**What you will do**
Give every line back verbatim, dropping all images.

Records from a collection
====

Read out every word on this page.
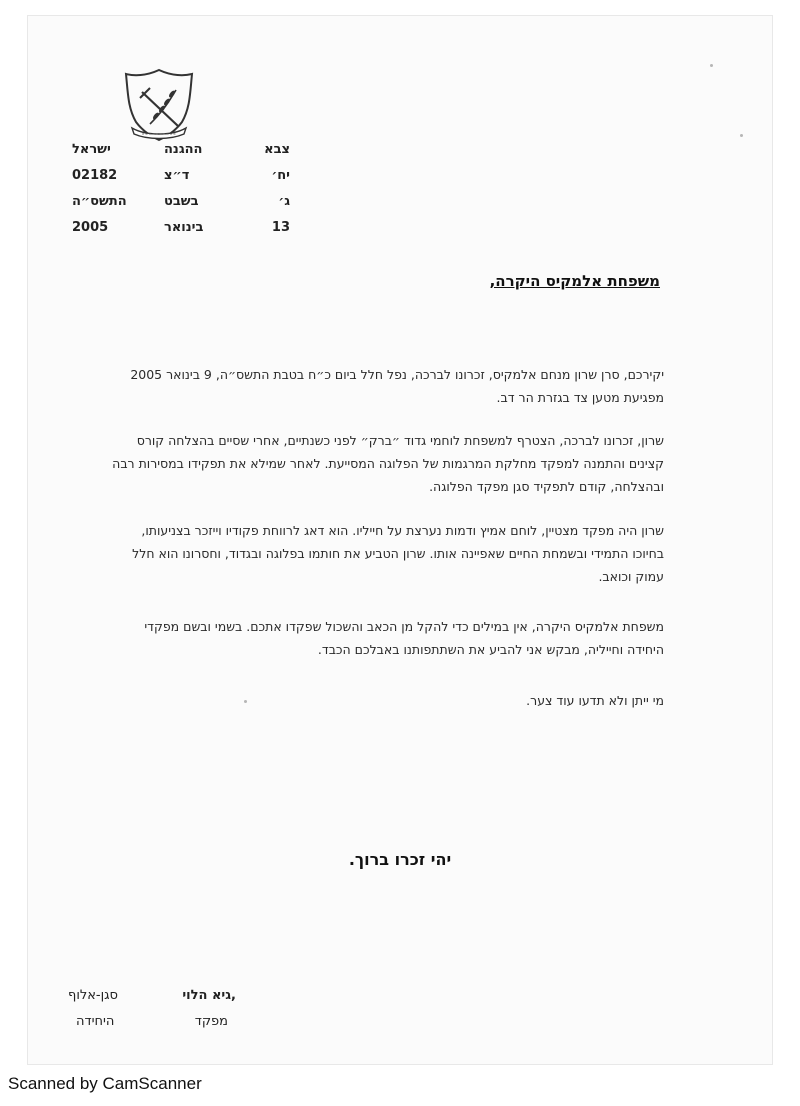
צבא
ההגנה
ישראל
יח׳
ד״צ
02182
ג׳
בשבט
התשס״ה
13
בינואר
2005
משפחת אלמקיס היקרה,

יקירכם, סרן שרון מנחם אלמקיס, זכרונו לברכה, נפל חלל ביום כ״ח בטבת התשס״ה, 9 בינואר 2005 מפגיעת מטען צד בגזרת הר דב.

שרון, זכרונו לברכה, הצטרף למשפחת לוחמי גדוד ״ברק״ לפני כשנתיים, אחרי שסיים בהצלחה קורס קצינים והתמנה למפקד מחלקת המרגמות של הפלוגה המסייעת. לאחר שמילא את תפקידו במסירות רבה ובהצלחה, קודם לתפקיד סגן מפקד הפלוגה.

שרון היה מפקד מצטיין, לוחם אמיץ ודמות נערצת על חייליו. הוא דאג לרווחת פקודיו וייזכר בצניעותו, בחיוכו התמידי ובשמחת החיים שאפיינה אותו. שרון הטביע את חותמו בפלוגה ובגדוד, וחסרונו הוא חלל עמוק וכואב.

משפחת אלמקיס היקרה, אין במילים כדי להקל מן הכאב והשכול שפקדו אתכם. בשמי ובשם מפקדי היחידה וחייליה, מבקש אני להביע את השתתפותנו באבלכם הכבד.

מי ייתן ולא תדעו עוד צער.

יהי זכרו ברוך.
גיא הלוי,
סגן-אלוף
מפקד
היחידה
Scanned by CamScanner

====

**Result**
Read out every word on this page.
צבא
ההגנה
ישראל
יח׳
ד״צ
02182
ג׳
בשבט
התשס״ה
13
בינואר
2005
משפחת אלמקיס היקרה,

יקירכם, סרן שרון מנחם אלמקיס, זכרונו לברכה, נפל חלל ביום כ״ח בטבת התשס״ה, 9 בינואר 2005 מפגיעת מטען צד בגזרת הר דב.

שרון, זכרונו לברכה, הצטרף למשפחת לוחמי גדוד ״ברק״ לפני כשנתיים, אחרי שסיים בהצלחה קורס קצינים והתמנה למפקד מחלקת המרגמות של הפלוגה המסייעת. לאחר שמילא את תפקידו במסירות רבה ובהצלחה, קודם לתפקיד סגן מפקד הפלוגה.

שרון היה מפקד מצטיין, לוחם אמיץ ודמות נערצת על חייליו. הוא דאג לרווחת פקודיו וייזכר בצניעותו, בחיוכו התמידי ובשמחת החיים שאפיינה אותו. שרון הטביע את חותמו בפלוגה ובגדוד, וחסרונו הוא חלל עמוק וכואב.

משפחת אלמקיס היקרה, אין במילים כדי להקל מן הכאב והשכול שפקדו אתכם. בשמי ובשם מפקדי היחידה וחייליה, מבקש אני להביע את השתתפותנו באבלכם הכבד.

מי ייתן ולא תדעו עוד צער.

יהי זכרו ברוך.
גיא הלוי,
סגן-אלוף
מפקד
היחידה
Scanned by CamScanner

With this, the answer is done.